SHORT PROBLEM: Print the rows below, unchanged, from the first row through the row containing "group-count: 1 — [1018, 1332, 1090, 1404]", including both ends.

GIVEN DATA:
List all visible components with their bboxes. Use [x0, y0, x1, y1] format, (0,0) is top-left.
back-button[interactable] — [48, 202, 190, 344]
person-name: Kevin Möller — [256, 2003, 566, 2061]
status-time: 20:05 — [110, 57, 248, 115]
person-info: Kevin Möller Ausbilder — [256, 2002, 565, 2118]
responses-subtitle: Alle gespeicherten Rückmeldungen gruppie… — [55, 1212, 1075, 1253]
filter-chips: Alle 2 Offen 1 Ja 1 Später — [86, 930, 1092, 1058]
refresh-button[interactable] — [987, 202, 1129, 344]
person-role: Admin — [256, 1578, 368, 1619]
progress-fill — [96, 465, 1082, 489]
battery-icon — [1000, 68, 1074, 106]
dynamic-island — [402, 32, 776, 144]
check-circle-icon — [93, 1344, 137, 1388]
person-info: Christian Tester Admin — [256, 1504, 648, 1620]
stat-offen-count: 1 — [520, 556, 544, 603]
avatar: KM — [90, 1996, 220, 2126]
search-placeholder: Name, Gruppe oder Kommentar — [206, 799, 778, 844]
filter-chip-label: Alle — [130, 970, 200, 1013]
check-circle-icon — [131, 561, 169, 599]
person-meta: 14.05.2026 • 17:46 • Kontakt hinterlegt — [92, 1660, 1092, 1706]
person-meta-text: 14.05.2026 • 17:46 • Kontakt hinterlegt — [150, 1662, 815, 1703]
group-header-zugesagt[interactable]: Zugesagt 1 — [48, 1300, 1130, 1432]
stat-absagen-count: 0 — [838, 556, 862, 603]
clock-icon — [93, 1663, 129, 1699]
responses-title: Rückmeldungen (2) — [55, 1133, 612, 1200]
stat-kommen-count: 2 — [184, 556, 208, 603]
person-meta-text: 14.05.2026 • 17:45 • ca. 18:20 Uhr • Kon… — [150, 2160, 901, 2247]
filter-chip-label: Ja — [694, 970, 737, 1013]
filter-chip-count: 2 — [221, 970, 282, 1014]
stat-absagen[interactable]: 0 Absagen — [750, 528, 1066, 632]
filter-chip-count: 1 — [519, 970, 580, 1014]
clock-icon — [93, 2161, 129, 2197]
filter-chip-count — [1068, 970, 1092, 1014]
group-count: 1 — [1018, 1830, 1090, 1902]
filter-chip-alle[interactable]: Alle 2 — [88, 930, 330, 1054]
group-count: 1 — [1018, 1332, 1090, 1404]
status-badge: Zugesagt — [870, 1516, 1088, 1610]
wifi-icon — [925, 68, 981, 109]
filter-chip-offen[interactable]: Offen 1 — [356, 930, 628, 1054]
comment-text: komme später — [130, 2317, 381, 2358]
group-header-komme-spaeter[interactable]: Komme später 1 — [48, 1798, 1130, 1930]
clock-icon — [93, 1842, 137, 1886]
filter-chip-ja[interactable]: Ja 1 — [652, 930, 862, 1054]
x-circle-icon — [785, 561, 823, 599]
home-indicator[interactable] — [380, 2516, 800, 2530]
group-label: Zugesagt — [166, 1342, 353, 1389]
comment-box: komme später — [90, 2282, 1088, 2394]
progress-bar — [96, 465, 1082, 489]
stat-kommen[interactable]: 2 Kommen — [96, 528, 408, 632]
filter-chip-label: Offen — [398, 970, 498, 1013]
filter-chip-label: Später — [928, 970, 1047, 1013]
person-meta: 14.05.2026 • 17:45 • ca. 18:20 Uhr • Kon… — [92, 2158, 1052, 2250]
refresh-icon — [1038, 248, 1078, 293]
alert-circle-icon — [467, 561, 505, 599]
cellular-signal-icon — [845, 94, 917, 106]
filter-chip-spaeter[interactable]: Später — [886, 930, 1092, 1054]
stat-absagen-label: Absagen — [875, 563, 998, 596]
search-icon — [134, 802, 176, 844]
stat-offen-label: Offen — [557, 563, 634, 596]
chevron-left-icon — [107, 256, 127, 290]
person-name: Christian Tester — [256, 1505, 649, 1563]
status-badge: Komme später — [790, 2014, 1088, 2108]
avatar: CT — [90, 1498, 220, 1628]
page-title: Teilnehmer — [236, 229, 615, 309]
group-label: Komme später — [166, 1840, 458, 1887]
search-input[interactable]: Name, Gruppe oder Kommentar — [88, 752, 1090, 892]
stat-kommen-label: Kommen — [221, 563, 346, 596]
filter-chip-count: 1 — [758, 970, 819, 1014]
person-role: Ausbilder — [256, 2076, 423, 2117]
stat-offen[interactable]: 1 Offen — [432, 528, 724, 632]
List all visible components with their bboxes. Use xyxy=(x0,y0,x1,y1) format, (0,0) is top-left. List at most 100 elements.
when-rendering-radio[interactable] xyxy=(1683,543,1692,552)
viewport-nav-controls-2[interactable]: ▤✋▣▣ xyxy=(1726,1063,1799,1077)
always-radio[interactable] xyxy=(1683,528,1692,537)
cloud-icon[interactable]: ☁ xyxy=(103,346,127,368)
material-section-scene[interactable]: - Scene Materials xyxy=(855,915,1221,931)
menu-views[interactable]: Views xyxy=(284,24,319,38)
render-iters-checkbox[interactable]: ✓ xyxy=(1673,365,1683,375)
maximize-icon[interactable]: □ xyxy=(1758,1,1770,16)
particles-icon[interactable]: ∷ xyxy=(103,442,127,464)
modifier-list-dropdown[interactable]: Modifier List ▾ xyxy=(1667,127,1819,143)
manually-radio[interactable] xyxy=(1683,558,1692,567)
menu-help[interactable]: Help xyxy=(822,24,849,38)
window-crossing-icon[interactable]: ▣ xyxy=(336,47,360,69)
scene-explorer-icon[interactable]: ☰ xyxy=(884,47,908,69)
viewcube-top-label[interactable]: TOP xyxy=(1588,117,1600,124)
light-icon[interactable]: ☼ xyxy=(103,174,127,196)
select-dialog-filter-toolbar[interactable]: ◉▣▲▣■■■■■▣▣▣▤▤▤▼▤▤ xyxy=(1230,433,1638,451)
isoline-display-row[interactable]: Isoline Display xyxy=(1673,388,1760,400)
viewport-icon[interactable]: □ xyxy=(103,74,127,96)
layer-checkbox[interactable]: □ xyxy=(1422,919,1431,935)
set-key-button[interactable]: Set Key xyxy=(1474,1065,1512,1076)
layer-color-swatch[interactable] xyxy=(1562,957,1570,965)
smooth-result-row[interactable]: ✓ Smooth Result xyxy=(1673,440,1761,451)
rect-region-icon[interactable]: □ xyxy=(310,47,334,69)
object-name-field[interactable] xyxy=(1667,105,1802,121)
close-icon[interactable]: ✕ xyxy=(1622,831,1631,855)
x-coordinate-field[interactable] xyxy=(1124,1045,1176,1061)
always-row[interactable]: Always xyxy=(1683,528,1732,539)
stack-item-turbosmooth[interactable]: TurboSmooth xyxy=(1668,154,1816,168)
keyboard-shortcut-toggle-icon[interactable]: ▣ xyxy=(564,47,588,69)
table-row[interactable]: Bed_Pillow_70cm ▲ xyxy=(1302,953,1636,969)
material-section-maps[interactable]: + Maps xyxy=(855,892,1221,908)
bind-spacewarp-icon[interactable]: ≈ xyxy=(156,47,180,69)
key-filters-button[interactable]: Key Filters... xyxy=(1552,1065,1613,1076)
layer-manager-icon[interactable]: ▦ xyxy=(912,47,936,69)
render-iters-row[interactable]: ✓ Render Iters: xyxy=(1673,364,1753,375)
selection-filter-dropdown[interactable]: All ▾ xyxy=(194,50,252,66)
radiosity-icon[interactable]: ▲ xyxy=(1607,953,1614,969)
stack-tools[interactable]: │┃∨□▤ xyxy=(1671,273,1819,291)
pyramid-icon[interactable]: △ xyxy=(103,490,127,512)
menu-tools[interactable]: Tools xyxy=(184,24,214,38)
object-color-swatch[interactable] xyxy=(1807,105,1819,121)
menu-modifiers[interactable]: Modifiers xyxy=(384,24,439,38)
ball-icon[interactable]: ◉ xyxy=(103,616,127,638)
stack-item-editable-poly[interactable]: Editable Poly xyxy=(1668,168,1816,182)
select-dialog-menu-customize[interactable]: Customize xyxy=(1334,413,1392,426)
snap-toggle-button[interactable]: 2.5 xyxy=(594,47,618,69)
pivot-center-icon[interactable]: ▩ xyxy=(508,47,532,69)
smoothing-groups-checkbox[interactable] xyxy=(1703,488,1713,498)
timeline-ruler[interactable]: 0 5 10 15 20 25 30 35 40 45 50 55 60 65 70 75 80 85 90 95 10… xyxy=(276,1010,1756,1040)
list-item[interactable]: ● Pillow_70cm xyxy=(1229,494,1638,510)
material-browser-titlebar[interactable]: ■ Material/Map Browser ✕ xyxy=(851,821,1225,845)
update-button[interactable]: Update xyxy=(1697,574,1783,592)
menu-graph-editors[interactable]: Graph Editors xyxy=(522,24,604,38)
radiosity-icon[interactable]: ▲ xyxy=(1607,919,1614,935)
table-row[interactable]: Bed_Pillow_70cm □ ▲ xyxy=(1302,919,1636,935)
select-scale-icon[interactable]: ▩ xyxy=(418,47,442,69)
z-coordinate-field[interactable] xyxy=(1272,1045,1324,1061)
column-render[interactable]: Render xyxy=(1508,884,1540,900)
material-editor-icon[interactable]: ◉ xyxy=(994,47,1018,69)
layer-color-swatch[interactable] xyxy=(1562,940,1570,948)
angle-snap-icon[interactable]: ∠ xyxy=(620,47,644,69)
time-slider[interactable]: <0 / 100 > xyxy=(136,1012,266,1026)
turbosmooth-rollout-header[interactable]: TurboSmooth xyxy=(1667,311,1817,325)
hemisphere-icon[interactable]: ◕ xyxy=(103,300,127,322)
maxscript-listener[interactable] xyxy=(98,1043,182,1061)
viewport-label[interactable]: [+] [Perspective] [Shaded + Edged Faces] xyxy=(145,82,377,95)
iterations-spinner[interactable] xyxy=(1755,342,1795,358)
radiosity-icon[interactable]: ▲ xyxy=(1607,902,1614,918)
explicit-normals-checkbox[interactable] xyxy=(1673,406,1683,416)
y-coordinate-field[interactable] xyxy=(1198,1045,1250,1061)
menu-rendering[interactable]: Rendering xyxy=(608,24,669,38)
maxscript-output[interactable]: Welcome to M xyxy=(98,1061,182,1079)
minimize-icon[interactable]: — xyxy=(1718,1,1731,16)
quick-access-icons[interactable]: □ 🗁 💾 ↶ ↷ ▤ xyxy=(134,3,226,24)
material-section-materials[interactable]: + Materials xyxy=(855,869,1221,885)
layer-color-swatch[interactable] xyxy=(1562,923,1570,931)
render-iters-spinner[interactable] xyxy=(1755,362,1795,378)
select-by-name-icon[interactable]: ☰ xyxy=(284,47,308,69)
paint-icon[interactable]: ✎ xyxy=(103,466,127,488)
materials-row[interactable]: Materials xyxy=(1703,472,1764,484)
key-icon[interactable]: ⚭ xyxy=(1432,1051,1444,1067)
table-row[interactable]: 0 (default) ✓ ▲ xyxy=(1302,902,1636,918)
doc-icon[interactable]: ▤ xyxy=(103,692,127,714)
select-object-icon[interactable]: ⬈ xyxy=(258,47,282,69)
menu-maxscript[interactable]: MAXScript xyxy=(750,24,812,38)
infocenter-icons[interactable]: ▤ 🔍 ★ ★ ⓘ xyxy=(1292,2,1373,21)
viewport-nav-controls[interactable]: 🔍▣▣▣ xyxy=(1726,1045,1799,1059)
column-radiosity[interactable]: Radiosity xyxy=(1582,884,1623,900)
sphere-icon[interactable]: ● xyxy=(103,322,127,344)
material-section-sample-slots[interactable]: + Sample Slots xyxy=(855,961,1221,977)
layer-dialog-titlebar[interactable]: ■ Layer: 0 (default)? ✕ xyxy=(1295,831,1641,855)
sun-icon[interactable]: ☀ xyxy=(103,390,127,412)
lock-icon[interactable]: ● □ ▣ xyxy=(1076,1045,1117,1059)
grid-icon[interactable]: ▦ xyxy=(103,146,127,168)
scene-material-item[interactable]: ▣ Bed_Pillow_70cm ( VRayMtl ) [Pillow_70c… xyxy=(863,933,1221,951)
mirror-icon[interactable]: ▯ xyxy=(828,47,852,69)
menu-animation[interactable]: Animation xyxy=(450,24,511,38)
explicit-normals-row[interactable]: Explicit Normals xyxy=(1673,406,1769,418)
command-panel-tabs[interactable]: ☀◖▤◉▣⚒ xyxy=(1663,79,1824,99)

COMPLETE RESPONSE:
List all visible components with their bboxes. Use [x0, y0, x1, y1] format, (0,0) is top-left.
back-button[interactable] — [48, 202, 190, 344]
person-name: Kevin Möller — [256, 2003, 566, 2061]
status-time: 20:05 — [110, 57, 248, 115]
person-info: Kevin Möller Ausbilder — [256, 2002, 565, 2118]
responses-subtitle: Alle gespeicherten Rückmeldungen gruppie… — [55, 1212, 1075, 1253]
filter-chips: Alle 2 Offen 1 Ja 1 Später — [86, 930, 1092, 1058]
refresh-button[interactable] — [987, 202, 1129, 344]
person-role: Admin — [256, 1578, 368, 1619]
progress-fill — [96, 465, 1082, 489]
battery-icon — [1000, 68, 1074, 106]
dynamic-island — [402, 32, 776, 144]
check-circle-icon — [93, 1344, 137, 1388]
person-info: Christian Tester Admin — [256, 1504, 648, 1620]
stat-offen-count: 1 — [520, 556, 544, 603]
avatar: KM — [90, 1996, 220, 2126]
search-placeholder: Name, Gruppe oder Kommentar — [206, 799, 778, 844]
filter-chip-label: Alle — [130, 970, 200, 1013]
check-circle-icon — [131, 561, 169, 599]
person-meta: 14.05.2026 • 17:46 • Kontakt hinterlegt — [92, 1660, 1092, 1706]
person-meta-text: 14.05.2026 • 17:46 • Kontakt hinterlegt — [150, 1662, 815, 1703]
group-header-zugesagt[interactable]: Zugesagt 1 — [48, 1300, 1130, 1432]
stat-absagen-count: 0 — [838, 556, 862, 603]
clock-icon — [93, 1663, 129, 1699]
responses-title: Rückmeldungen (2) — [55, 1133, 612, 1200]
stat-kommen-count: 2 — [184, 556, 208, 603]
person-meta-text: 14.05.2026 • 17:45 • ca. 18:20 Uhr • Kon… — [150, 2160, 901, 2247]
filter-chip-label: Ja — [694, 970, 737, 1013]
filter-chip-count: 2 — [221, 970, 282, 1014]
stat-absagen[interactable]: 0 Absagen — [750, 528, 1066, 632]
filter-chip-count: 1 — [519, 970, 580, 1014]
clock-icon — [93, 2161, 129, 2197]
filter-chip-count — [1068, 970, 1092, 1014]
group-count: 1 — [1018, 1830, 1090, 1902]
filter-chip-alle[interactable]: Alle 2 — [88, 930, 330, 1054]
group-count: 1 — [1018, 1332, 1090, 1404]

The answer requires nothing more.